WORK TO COMPLETE: All the records that follow need to be reproduced exactly. Omit the images.

---

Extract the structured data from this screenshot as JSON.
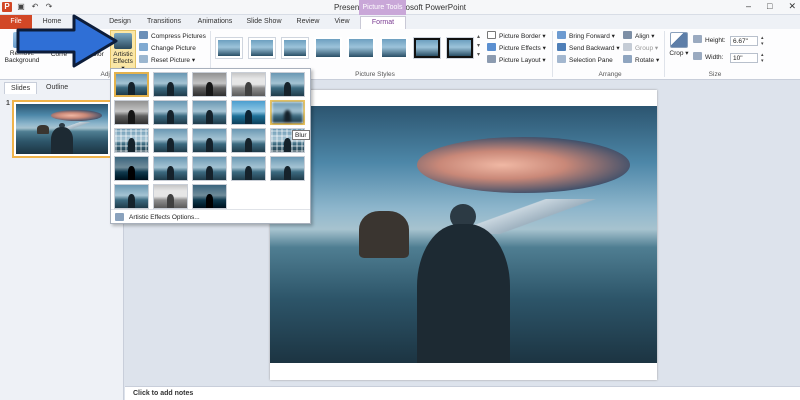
{
  "window": {
    "title": "Presentation1 - Microsoft PowerPoint",
    "context_tab_group": "Picture Tools"
  },
  "tabs": [
    {
      "label": "File"
    },
    {
      "label": "Home"
    },
    {
      "label": "Design"
    },
    {
      "label": "Transitions"
    },
    {
      "label": "Animations"
    },
    {
      "label": "Slide Show"
    },
    {
      "label": "Review"
    },
    {
      "label": "View"
    },
    {
      "label": "Format"
    }
  ],
  "ribbon": {
    "adjust": {
      "remove_background": "Remove Background",
      "corrections": "Corre",
      "color": "Color",
      "artistic_effects": "Artistic Effects",
      "compress": "Compress Pictures",
      "change": "Change Picture",
      "reset": "Reset Picture",
      "group_label": "Adju"
    },
    "picture_styles": {
      "group_label": "Picture Styles",
      "border": "Picture Border",
      "effects": "Picture Effects",
      "layout": "Picture Layout"
    },
    "arrange": {
      "group_label": "Arrange",
      "bring_forward": "Bring Forward",
      "send_backward": "Send Backward",
      "selection_pane": "Selection Pane",
      "align": "Align",
      "group": "Group",
      "rotate": "Rotate"
    },
    "size": {
      "group_label": "Size",
      "crop": "Crop",
      "height_label": "Height:",
      "height_value": "6.67\"",
      "width_label": "Width:",
      "width_value": "10\""
    }
  },
  "left_panel": {
    "tab_slides": "Slides",
    "tab_outline": "Outline",
    "slide_number": "1"
  },
  "gallery": {
    "footer": "Artistic Effects Options...",
    "tooltip": "Blur",
    "selected_index": 0,
    "hover_index": 9
  },
  "notes": {
    "placeholder": "Click to add notes"
  },
  "colors": {
    "file_tab": "#d24726",
    "context_tab": "#c9a7d8",
    "arrow": "#2f6fd6",
    "selection": "#e3b24d"
  }
}
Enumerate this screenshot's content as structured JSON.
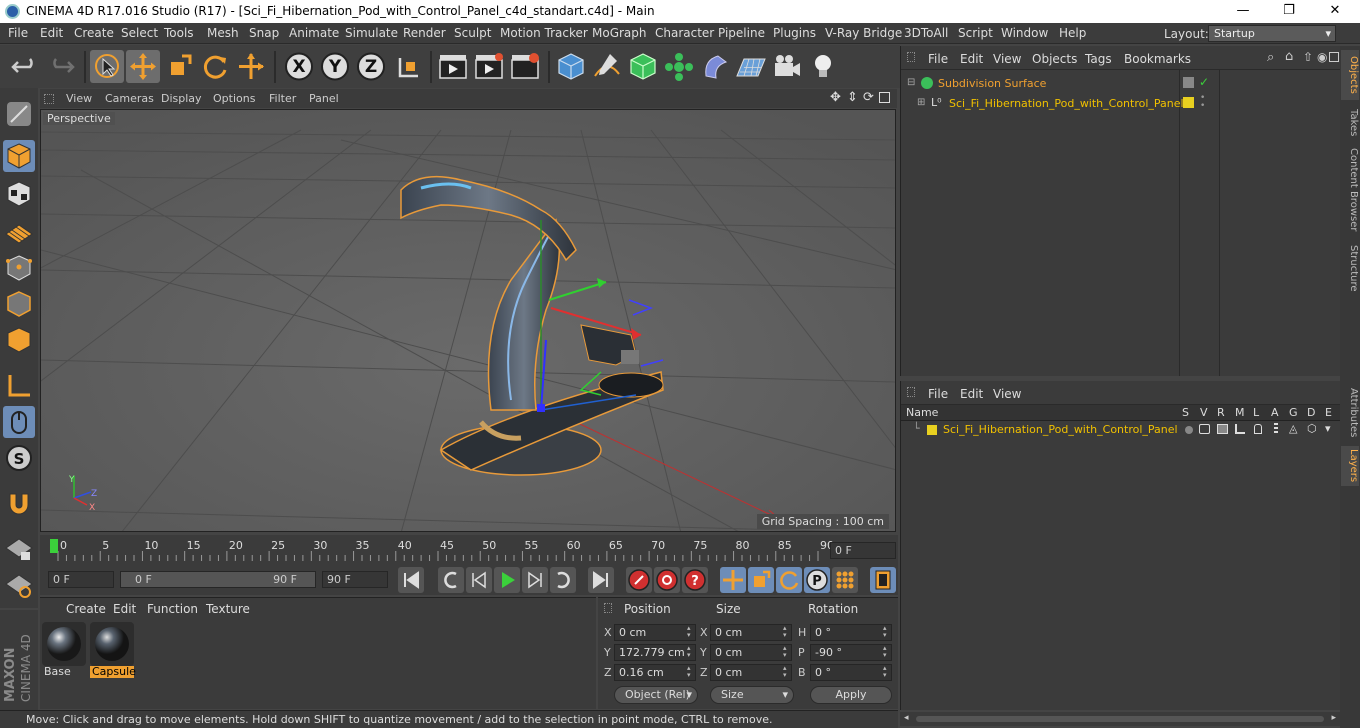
{
  "window": {
    "title": "CINEMA 4D R17.016 Studio (R17) - [Sci_Fi_Hibernation_Pod_with_Control_Panel_c4d_standart.c4d] - Main",
    "minimize": "—",
    "maximize": "❐",
    "close": "✕"
  },
  "menubar": {
    "items": [
      "File",
      "Edit",
      "Create",
      "Select",
      "Tools",
      "Mesh",
      "Snap",
      "Animate",
      "Simulate",
      "Render",
      "Sculpt",
      "Motion Tracker",
      "MoGraph",
      "Character",
      "Pipeline",
      "Plugins",
      "V-Ray Bridge",
      "3DToAll",
      "Script",
      "Window",
      "Help"
    ],
    "layout_label": "Layout:",
    "layout_value": "Startup"
  },
  "viewport": {
    "menu": [
      "View",
      "Cameras",
      "Display",
      "Options",
      "Filter",
      "Panel"
    ],
    "label": "Perspective",
    "grid_spacing": "Grid Spacing : 100 cm",
    "axis_x": "X",
    "axis_y": "Y",
    "axis_z": "Z"
  },
  "timeline": {
    "ticks": [
      "0",
      "5",
      "10",
      "15",
      "20",
      "25",
      "30",
      "35",
      "40",
      "45",
      "50",
      "55",
      "60",
      "65",
      "70",
      "75",
      "80",
      "85",
      "90"
    ],
    "current_frame": "0 F"
  },
  "playbar": {
    "start_field": "0 F",
    "range_start": "0 F",
    "range_end": "90 F",
    "end_field": "90 F"
  },
  "material_panel": {
    "menu": [
      "Create",
      "Edit",
      "Function",
      "Texture"
    ],
    "materials": [
      {
        "name": "Base",
        "selected": false
      },
      {
        "name": "Capsule",
        "selected": true
      }
    ]
  },
  "coordinates": {
    "headers": {
      "position": "Position",
      "size": "Size",
      "rotation": "Rotation"
    },
    "rows": [
      {
        "axis": "X",
        "position": "0 cm",
        "size_axis": "X",
        "size": "0 cm",
        "rot_axis": "H",
        "rotation": "0 °"
      },
      {
        "axis": "Y",
        "position": "172.779 cm",
        "size_axis": "Y",
        "size": "0 cm",
        "rot_axis": "P",
        "rotation": "-90 °"
      },
      {
        "axis": "Z",
        "position": "0.16 cm",
        "size_axis": "Z",
        "size": "0 cm",
        "rot_axis": "B",
        "rotation": "0 °"
      }
    ],
    "mode": "Object (Rel)",
    "size_mode": "Size",
    "apply": "Apply"
  },
  "status": "Move: Click and drag to move elements. Hold down SHIFT to quantize movement / add to the selection in point mode, CTRL to remove.",
  "objects_panel": {
    "menu": [
      "File",
      "Edit",
      "View",
      "Objects",
      "Tags",
      "Bookmarks"
    ],
    "items": [
      {
        "name": "Subdivision Surface",
        "color": "#f0a030"
      },
      {
        "name": "Sci_Fi_Hibernation_Pod_with_Control_Panel",
        "color": "#f0c000"
      }
    ]
  },
  "layers_panel": {
    "menu": [
      "File",
      "Edit",
      "View"
    ],
    "columns": [
      "Name",
      "S",
      "V",
      "R",
      "M",
      "L",
      "A",
      "G",
      "D",
      "E"
    ],
    "layers": [
      {
        "name": "Sci_Fi_Hibernation_Pod_with_Control_Panel",
        "color": "#e8d020"
      }
    ]
  },
  "right_tabs": [
    "Objects",
    "Takes",
    "Content Browser",
    "Structure",
    "Attributes",
    "Layers"
  ],
  "branding": {
    "maxon": "MAXON",
    "product": "CINEMA 4D"
  },
  "colors": {
    "accent": "#f0a030",
    "selection": "#ffb14a"
  }
}
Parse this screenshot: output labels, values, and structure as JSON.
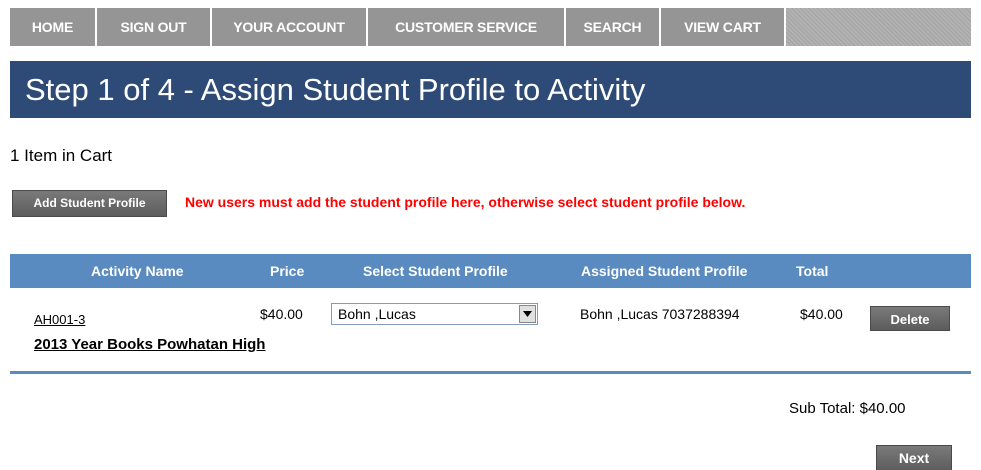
{
  "nav": {
    "items": [
      {
        "label": "HOME"
      },
      {
        "label": "SIGN OUT"
      },
      {
        "label": "YOUR ACCOUNT"
      },
      {
        "label": "CUSTOMER SERVICE"
      },
      {
        "label": "SEARCH"
      },
      {
        "label": "VIEW CART"
      }
    ]
  },
  "page": {
    "title": "Step 1 of 4 - Assign Student Profile to Activity",
    "cart_count": "1 Item in Cart",
    "add_profile_label": "Add Student Profile",
    "notice": "New users must add the student profile here, otherwise select student profile below."
  },
  "table": {
    "headers": {
      "activity_name": "Activity Name",
      "price": "Price",
      "select_profile": "Select Student Profile",
      "assigned_profile": "Assigned Student Profile",
      "total": "Total"
    },
    "rows": [
      {
        "code": "AH001-3",
        "title": "2013 Year Books Powhatan High",
        "price": "$40.00",
        "selected_profile": "Bohn ,Lucas",
        "assigned": "Bohn ,Lucas 7037288394",
        "total": "$40.00",
        "delete_label": "Delete"
      }
    ]
  },
  "summary": {
    "subtotal_label": "Sub Total:",
    "subtotal_value": "$40.00",
    "next_label": "Next"
  }
}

---

RESULT BELOW:
Extract the structured data from this screenshot as JSON.
{
  "window": {
    "title": "Presentation1 - Microsoft PowerPoint",
    "context_tab_group": "Picture Tools"
  },
  "tabs": [
    {
      "label": "File"
    },
    {
      "label": "Home"
    },
    {
      "label": "Design"
    },
    {
      "label": "Transitions"
    },
    {
      "label": "Animations"
    },
    {
      "label": "Slide Show"
    },
    {
      "label": "Review"
    },
    {
      "label": "View"
    },
    {
      "label": "Format"
    }
  ],
  "ribbon": {
    "adjust": {
      "remove_background": "Remove Background",
      "corrections": "Corre",
      "color": "Color",
      "artistic_effects": "Artistic Effects",
      "compress": "Compress Pictures",
      "change": "Change Picture",
      "reset": "Reset Picture",
      "group_label": "Adju"
    },
    "picture_styles": {
      "group_label": "Picture Styles",
      "border": "Picture Border",
      "effects": "Picture Effects",
      "layout": "Picture Layout"
    },
    "arrange": {
      "group_label": "Arrange",
      "bring_forward": "Bring Forward",
      "send_backward": "Send Backward",
      "selection_pane": "Selection Pane",
      "align": "Align",
      "group": "Group",
      "rotate": "Rotate"
    },
    "size": {
      "group_label": "Size",
      "crop": "Crop",
      "height_label": "Height:",
      "height_value": "6.67\"",
      "width_label": "Width:",
      "width_value": "10\""
    }
  },
  "left_panel": {
    "tab_slides": "Slides",
    "tab_outline": "Outline",
    "slide_number": "1"
  },
  "gallery": {
    "footer": "Artistic Effects Options...",
    "tooltip": "Blur",
    "selected_index": 0,
    "hover_index": 9
  },
  "notes": {
    "placeholder": "Click to add notes"
  },
  "colors": {
    "file_tab": "#d24726",
    "context_tab": "#c9a7d8",
    "arrow": "#2f6fd6",
    "selection": "#e3b24d"
  }
}
Enumerate this screenshot's content as structured JSON.
{
  "window": {
    "title": "CINEMA 4D R17.016 Studio (R17) - [Sci_Fi_Hibernation_Pod_with_Control_Panel_c4d_standart.c4d] - Main",
    "minimize": "—",
    "maximize": "❐",
    "close": "✕"
  },
  "menubar": {
    "items": [
      "File",
      "Edit",
      "Create",
      "Select",
      "Tools",
      "Mesh",
      "Snap",
      "Animate",
      "Simulate",
      "Render",
      "Sculpt",
      "Motion Tracker",
      "MoGraph",
      "Character",
      "Pipeline",
      "Plugins",
      "V-Ray Bridge",
      "3DToAll",
      "Script",
      "Window",
      "Help"
    ],
    "layout_label": "Layout:",
    "layout_value": "Startup"
  },
  "viewport": {
    "menu": [
      "View",
      "Cameras",
      "Display",
      "Options",
      "Filter",
      "Panel"
    ],
    "label": "Perspective",
    "grid_spacing": "Grid Spacing : 100 cm",
    "axis_x": "X",
    "axis_y": "Y",
    "axis_z": "Z"
  },
  "timeline": {
    "ticks": [
      "0",
      "5",
      "10",
      "15",
      "20",
      "25",
      "30",
      "35",
      "40",
      "45",
      "50",
      "55",
      "60",
      "65",
      "70",
      "75",
      "80",
      "85",
      "90"
    ],
    "current_frame": "0 F"
  },
  "playbar": {
    "start_field": "0 F",
    "range_start": "0 F",
    "range_end": "90 F",
    "end_field": "90 F"
  },
  "material_panel": {
    "menu": [
      "Create",
      "Edit",
      "Function",
      "Texture"
    ],
    "materials": [
      {
        "name": "Base",
        "selected": false
      },
      {
        "name": "Capsule",
        "selected": true
      }
    ]
  },
  "coordinates": {
    "headers": {
      "position": "Position",
      "size": "Size",
      "rotation": "Rotation"
    },
    "rows": [
      {
        "axis": "X",
        "position": "0 cm",
        "size_axis": "X",
        "size": "0 cm",
        "rot_axis": "H",
        "rotation": "0 °"
      },
      {
        "axis": "Y",
        "position": "172.779 cm",
        "size_axis": "Y",
        "size": "0 cm",
        "rot_axis": "P",
        "rotation": "-90 °"
      },
      {
        "axis": "Z",
        "position": "0.16 cm",
        "size_axis": "Z",
        "size": "0 cm",
        "rot_axis": "B",
        "rotation": "0 °"
      }
    ],
    "mode": "Object (Rel)",
    "size_mode": "Size",
    "apply": "Apply"
  },
  "status": "Move: Click and drag to move elements. Hold down SHIFT to quantize movement / add to the selection in point mode, CTRL to remove.",
  "objects_panel": {
    "menu": [
      "File",
      "Edit",
      "View",
      "Objects",
      "Tags",
      "Bookmarks"
    ],
    "items": [
      {
        "name": "Subdivision Surface",
        "color": "#f0a030"
      },
      {
        "name": "Sci_Fi_Hibernation_Pod_with_Control_Panel",
        "color": "#f0c000"
      }
    ]
  },
  "layers_panel": {
    "menu": [
      "File",
      "Edit",
      "View"
    ],
    "columns": [
      "Name",
      "S",
      "V",
      "R",
      "M",
      "L",
      "A",
      "G",
      "D",
      "E"
    ],
    "layers": [
      {
        "name": "Sci_Fi_Hibernation_Pod_with_Control_Panel",
        "color": "#e8d020"
      }
    ]
  },
  "right_tabs": [
    "Objects",
    "Takes",
    "Content Browser",
    "Structure",
    "Attributes",
    "Layers"
  ],
  "branding": {
    "maxon": "MAXON",
    "product": "CINEMA 4D"
  },
  "colors": {
    "accent": "#f0a030",
    "selection": "#ffb14a"
  }
}
Parse this screenshot: output labels, values, and structure as JSON.
{
  "nav": {
    "items": [
      {
        "label": "HOME"
      },
      {
        "label": "SIGN OUT"
      },
      {
        "label": "YOUR ACCOUNT"
      },
      {
        "label": "CUSTOMER SERVICE"
      },
      {
        "label": "SEARCH"
      },
      {
        "label": "VIEW CART"
      }
    ]
  },
  "page": {
    "title": "Step 1 of 4 - Assign Student Profile to Activity",
    "cart_count": "1 Item in Cart",
    "add_profile_label": "Add Student Profile",
    "notice": "New users must add the student profile here, otherwise select student profile below."
  },
  "table": {
    "headers": {
      "activity_name": "Activity Name",
      "price": "Price",
      "select_profile": "Select Student Profile",
      "assigned_profile": "Assigned Student Profile",
      "total": "Total"
    },
    "rows": [
      {
        "code": "AH001-3",
        "title": "2013 Year Books Powhatan High",
        "price": "$40.00",
        "selected_profile": "Bohn ,Lucas",
        "assigned": "Bohn ,Lucas 7037288394",
        "total": "$40.00",
        "delete_label": "Delete"
      }
    ]
  },
  "summary": {
    "subtotal_label": "Sub Total:",
    "subtotal_value": "$40.00",
    "next_label": "Next"
  }
}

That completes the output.